Instructions for the task:
Below are some records; give them all again exactly, but not the pictures.

--- Start of Records for the task ---

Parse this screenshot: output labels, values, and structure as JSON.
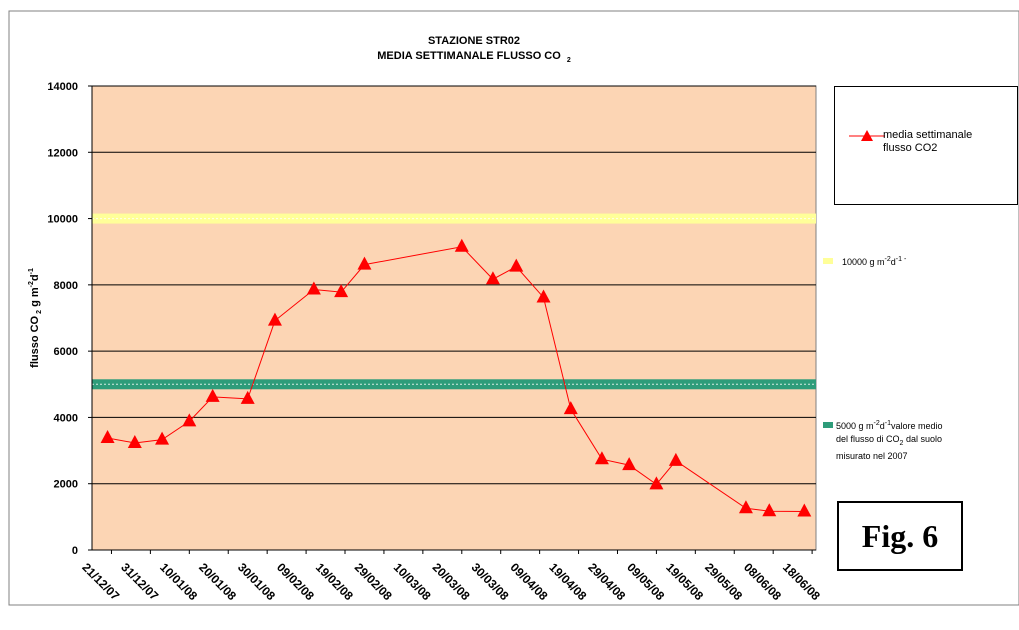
{
  "chart_data": {
    "type": "line",
    "title": "STAZIONE STR02",
    "subtitle": "MEDIA SETTIMANALE FLUSSO CO",
    "subtitle_sub": "2",
    "ylabel": "flusso CO",
    "ylabel_sub": "2",
    "ylabel_rest": " g m",
    "ylabel_sup1": "-2",
    "ylabel_d": "d",
    "ylabel_sup2": "-1",
    "ylim": [
      0,
      14000
    ],
    "yticks": [
      "0",
      "2000",
      "4000",
      "6000",
      "8000",
      "10000",
      "12000",
      "14000"
    ],
    "xlim": [
      "2007-12-16",
      "2008-06-19"
    ],
    "xtick_labels": [
      "21/12/07",
      "31/12/07",
      "10/01/08",
      "20/01/08",
      "30/01/08",
      "09/02/08",
      "19/02/08",
      "29/02/08",
      "10/03/08",
      "20/03/08",
      "30/03/08",
      "09/04/08",
      "19/04/08",
      "29/04/08",
      "09/05/08",
      "19/05/08",
      "29/05/08",
      "08/06/08",
      "18/06/08"
    ],
    "grid": true,
    "plot_background": "#fcd5b4",
    "series": [
      {
        "name": "media settimanale flusso CO2",
        "color": "#ff0000",
        "marker": "triangle",
        "points": [
          [
            "2007-12-20",
            3380
          ],
          [
            "2007-12-27",
            3230
          ],
          [
            "2008-01-03",
            3330
          ],
          [
            "2008-01-10",
            3880
          ],
          [
            "2008-01-16",
            4620
          ],
          [
            "2008-01-25",
            4560
          ],
          [
            "2008-02-01",
            6920
          ],
          [
            "2008-02-11",
            7860
          ],
          [
            "2008-02-18",
            7780
          ],
          [
            "2008-02-24",
            8610
          ],
          [
            "2008-03-20",
            9150
          ],
          [
            "2008-03-28",
            8170
          ],
          [
            "2008-04-03",
            8550
          ],
          [
            "2008-04-10",
            7620
          ],
          [
            "2008-04-17",
            4250
          ],
          [
            "2008-04-25",
            2740
          ],
          [
            "2008-05-02",
            2560
          ],
          [
            "2008-05-09",
            1980
          ],
          [
            "2008-05-14",
            2690
          ],
          [
            "2008-06-01",
            1260
          ],
          [
            "2008-06-07",
            1170
          ],
          [
            "2008-06-16",
            1160
          ]
        ]
      }
    ],
    "reference_lines": [
      {
        "value": 10000,
        "color": "#ffff99",
        "label": "10000 g m",
        "label_sup1": "-2",
        "label_d": "d",
        "label_sup2": "-1 -"
      },
      {
        "value": 5000,
        "color": "#2e9c7a",
        "label_a": "5000 g m",
        "label_sup1": "-2",
        "label_b": "d",
        "label_sup2": "-1",
        "label_c": "valore medio",
        "label_line2": "del flusso di CO",
        "label_sub": "2",
        "label_line2b": " dal suolo",
        "label_line3": "misurato nel 2007"
      }
    ],
    "legend": {
      "label_line1": "media settimanale",
      "label_line2": "flusso CO2",
      "placement": "right"
    }
  },
  "figure_label": "Fig. 6"
}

--- End of Records for the task ---

Solution for this problem:
Parse this screenshot: output labels, values, and structure as JSON.
{
  "chart_data": {
    "type": "line",
    "title": "STAZIONE STR02",
    "subtitle": "MEDIA SETTIMANALE FLUSSO CO",
    "subtitle_sub": "2",
    "ylabel": "flusso CO",
    "ylabel_sub": "2",
    "ylabel_rest": " g m",
    "ylabel_sup1": "-2",
    "ylabel_d": "d",
    "ylabel_sup2": "-1",
    "ylim": [
      0,
      14000
    ],
    "yticks": [
      "0",
      "2000",
      "4000",
      "6000",
      "8000",
      "10000",
      "12000",
      "14000"
    ],
    "xlim": [
      "2007-12-16",
      "2008-06-19"
    ],
    "xtick_labels": [
      "21/12/07",
      "31/12/07",
      "10/01/08",
      "20/01/08",
      "30/01/08",
      "09/02/08",
      "19/02/08",
      "29/02/08",
      "10/03/08",
      "20/03/08",
      "30/03/08",
      "09/04/08",
      "19/04/08",
      "29/04/08",
      "09/05/08",
      "19/05/08",
      "29/05/08",
      "08/06/08",
      "18/06/08"
    ],
    "grid": true,
    "plot_background": "#fcd5b4",
    "series": [
      {
        "name": "media settimanale flusso CO2",
        "color": "#ff0000",
        "marker": "triangle",
        "points": [
          [
            "2007-12-20",
            3380
          ],
          [
            "2007-12-27",
            3230
          ],
          [
            "2008-01-03",
            3330
          ],
          [
            "2008-01-10",
            3880
          ],
          [
            "2008-01-16",
            4620
          ],
          [
            "2008-01-25",
            4560
          ],
          [
            "2008-02-01",
            6920
          ],
          [
            "2008-02-11",
            7860
          ],
          [
            "2008-02-18",
            7780
          ],
          [
            "2008-02-24",
            8610
          ],
          [
            "2008-03-20",
            9150
          ],
          [
            "2008-03-28",
            8170
          ],
          [
            "2008-04-03",
            8550
          ],
          [
            "2008-04-10",
            7620
          ],
          [
            "2008-04-17",
            4250
          ],
          [
            "2008-04-25",
            2740
          ],
          [
            "2008-05-02",
            2560
          ],
          [
            "2008-05-09",
            1980
          ],
          [
            "2008-05-14",
            2690
          ],
          [
            "2008-06-01",
            1260
          ],
          [
            "2008-06-07",
            1170
          ],
          [
            "2008-06-16",
            1160
          ]
        ]
      }
    ],
    "reference_lines": [
      {
        "value": 10000,
        "color": "#ffff99",
        "label": "10000 g m",
        "label_sup1": "-2",
        "label_d": "d",
        "label_sup2": "-1 -"
      },
      {
        "value": 5000,
        "color": "#2e9c7a",
        "label_a": "5000 g m",
        "label_sup1": "-2",
        "label_b": "d",
        "label_sup2": "-1",
        "label_c": "valore medio",
        "label_line2": "del flusso di CO",
        "label_sub": "2",
        "label_line2b": " dal suolo",
        "label_line3": "misurato nel 2007"
      }
    ],
    "legend": {
      "label_line1": "media settimanale",
      "label_line2": "flusso CO2",
      "placement": "right"
    }
  },
  "figure_label": "Fig. 6"
}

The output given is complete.